━━━ PROVIDED DATA ━━━

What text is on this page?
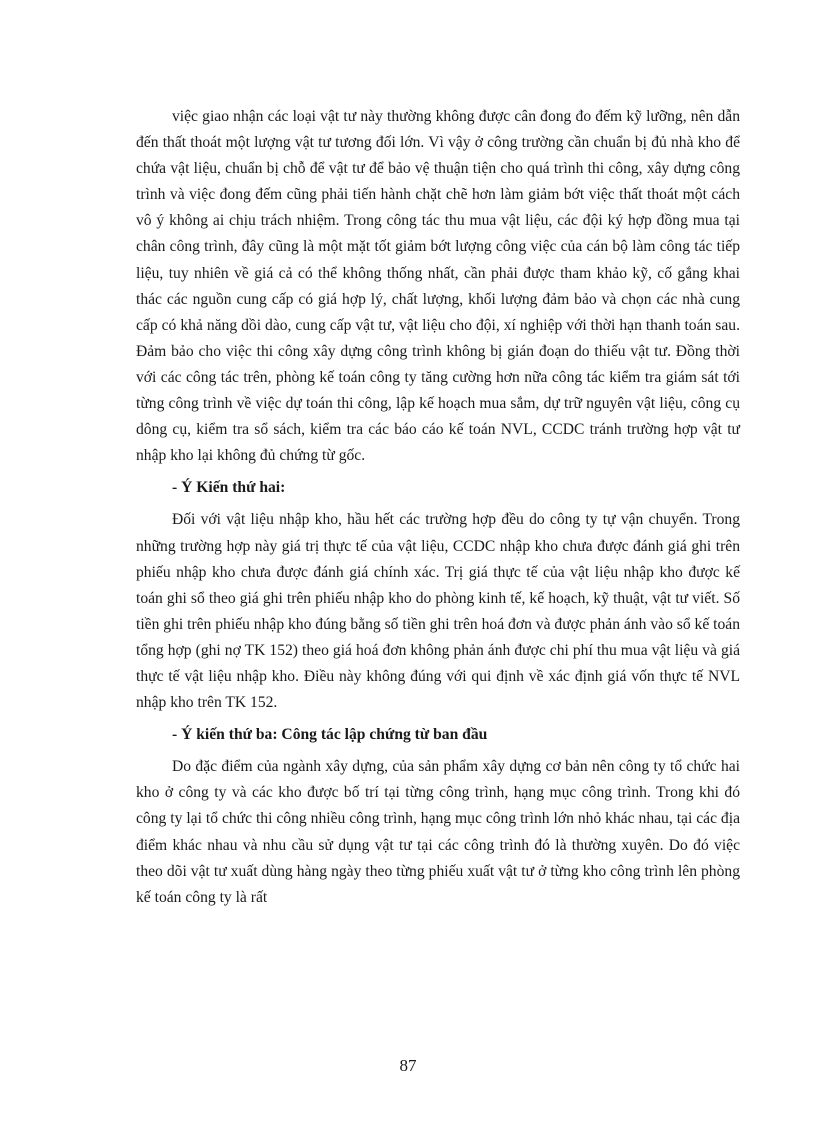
việc giao nhận các loại vật tư này thường không được cân đong đo đếm kỹ lưỡng, nên dẫn đến thất thoát một lượng vật tư tương đối lớn. Vì vậy ở công trường cần chuẩn bị đủ nhà kho để chứa vật liệu, chuẩn bị chỗ để vật tư để bảo vệ thuận tiện cho quá trình thi công, xây dựng công trình và việc đong đếm cũng phải tiến hành chặt chẽ hơn làm giảm bớt việc thất thoát một cách vô ý không ai chịu trách nhiệm. Trong công tác thu mua vật liệu, các đội ký hợp đồng mua tại chân công trình, đây cũng là một mặt tốt giảm bớt lượng công việc của cán bộ làm công tác tiếp liệu, tuy nhiên về giá cả có thể không thống nhất, cần phải được tham khảo kỹ, cố gắng khai thác các nguồn cung cấp có giá hợp lý, chất lượng, khối lượng đảm bảo và chọn các nhà cung cấp có khả năng dồi dào, cung cấp vật tư, vật liệu cho đội, xí nghiệp với thời hạn thanh toán sau. Đảm bảo cho việc thi công xây dựng công trình không bị gián đoạn do thiếu vật tư. Đồng thời với các công tác trên, phòng kế toán công ty tăng cường hơn nữa công tác kiểm tra giám sát tới từng công trình về việc dự toán thi công, lập kế hoạch mua sắm, dự trữ nguyên vật liệu, công cụ dông cụ, kiểm tra sổ sách, kiểm tra các báo cáo kế toán NVL, CCDC tránh trường hợp vật tư nhập kho lại không đủ chứng từ gốc.

- Ý Kiến thứ hai:

Đối với vật liệu nhập kho, hầu hết các trường hợp đều do công ty tự vận chuyển. Trong những trường hợp này giá trị thực tế của vật liệu, CCDC nhập kho chưa được đánh giá ghi trên phiếu nhập kho chưa được đánh giá chính xác. Trị giá thực tế của vật liệu nhập kho được kế toán ghi sổ theo giá ghi trên phiếu nhập kho do phòng kinh tế, kế hoạch, kỹ thuật, vật tư viết. Số tiền ghi trên phiếu nhập kho đúng bằng số tiền ghi trên hoá đơn và được phản ánh vào sổ kế toán tổng hợp (ghi nợ TK 152) theo giá hoá đơn không phản ánh được chi phí thu mua vật liệu và giá thực tế vật liệu nhập kho. Điều này không đúng với qui định về xác định giá vốn thực tế NVL nhập kho trên TK 152.

- Ý kiến thứ ba: Công tác lập chứng từ ban đầu

Do đặc điểm của ngành xây dựng, của sản phẩm xây dựng cơ bản nên công ty tổ chức hai kho ở công ty và các kho được bố trí tại từng công trình, hạng mục công trình. Trong khi đó công ty lại tổ chức thi công nhiều công trình, hạng mục công trình lớn nhỏ khác nhau, tại các địa điểm khác nhau và nhu cầu sử dụng vật tư tại các công trình đó là thường xuyên. Do đó việc theo dõi vật tư xuất dùng hàng ngày theo từng phiếu xuất vật tư ở từng kho công trình lên phòng kế toán công ty là rất

87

━━━

:: THE EXERCISE ::
Quote all of the entries word for word, omitting any pictures.

:: OUTPUT OF THE TASK ::
What text is on this page?
việc giao nhận các loại vật tư này thường không được cân đong đo đếm kỹ lưỡng, nên dẫn đến thất thoát một lượng vật tư tương đối lớn. Vì vậy ở công trường cần chuẩn bị đủ nhà kho để chứa vật liệu, chuẩn bị chỗ để vật tư để bảo vệ thuận tiện cho quá trình thi công, xây dựng công trình và việc đong đếm cũng phải tiến hành chặt chẽ hơn làm giảm bớt việc thất thoát một cách vô ý không ai chịu trách nhiệm. Trong công tác thu mua vật liệu, các đội ký hợp đồng mua tại chân công trình, đây cũng là một mặt tốt giảm bớt lượng công việc của cán bộ làm công tác tiếp liệu, tuy nhiên về giá cả có thể không thống nhất, cần phải được tham khảo kỹ, cố gắng khai thác các nguồn cung cấp có giá hợp lý, chất lượng, khối lượng đảm bảo và chọn các nhà cung cấp có khả năng dồi dào, cung cấp vật tư, vật liệu cho đội, xí nghiệp với thời hạn thanh toán sau. Đảm bảo cho việc thi công xây dựng công trình không bị gián đoạn do thiếu vật tư. Đồng thời với các công tác trên, phòng kế toán công ty tăng cường hơn nữa công tác kiểm tra giám sát tới từng công trình về việc dự toán thi công, lập kế hoạch mua sắm, dự trữ nguyên vật liệu, công cụ dông cụ, kiểm tra sổ sách, kiểm tra các báo cáo kế toán NVL, CCDC tránh trường hợp vật tư nhập kho lại không đủ chứng từ gốc.

- Ý Kiến thứ hai:

Đối với vật liệu nhập kho, hầu hết các trường hợp đều do công ty tự vận chuyển. Trong những trường hợp này giá trị thực tế của vật liệu, CCDC nhập kho chưa được đánh giá ghi trên phiếu nhập kho chưa được đánh giá chính xác. Trị giá thực tế của vật liệu nhập kho được kế toán ghi sổ theo giá ghi trên phiếu nhập kho do phòng kinh tế, kế hoạch, kỹ thuật, vật tư viết. Số tiền ghi trên phiếu nhập kho đúng bằng số tiền ghi trên hoá đơn và được phản ánh vào sổ kế toán tổng hợp (ghi nợ TK 152) theo giá hoá đơn không phản ánh được chi phí thu mua vật liệu và giá thực tế vật liệu nhập kho. Điều này không đúng với qui định về xác định giá vốn thực tế NVL nhập kho trên TK 152.

- Ý kiến thứ ba: Công tác lập chứng từ ban đầu

Do đặc điểm của ngành xây dựng, của sản phẩm xây dựng cơ bản nên công ty tổ chức hai kho ở công ty và các kho được bố trí tại từng công trình, hạng mục công trình. Trong khi đó công ty lại tổ chức thi công nhiều công trình, hạng mục công trình lớn nhỏ khác nhau, tại các địa điểm khác nhau và nhu cầu sử dụng vật tư tại các công trình đó là thường xuyên. Do đó việc theo dõi vật tư xuất dùng hàng ngày theo từng phiếu xuất vật tư ở từng kho công trình lên phòng kế toán công ty là rất

87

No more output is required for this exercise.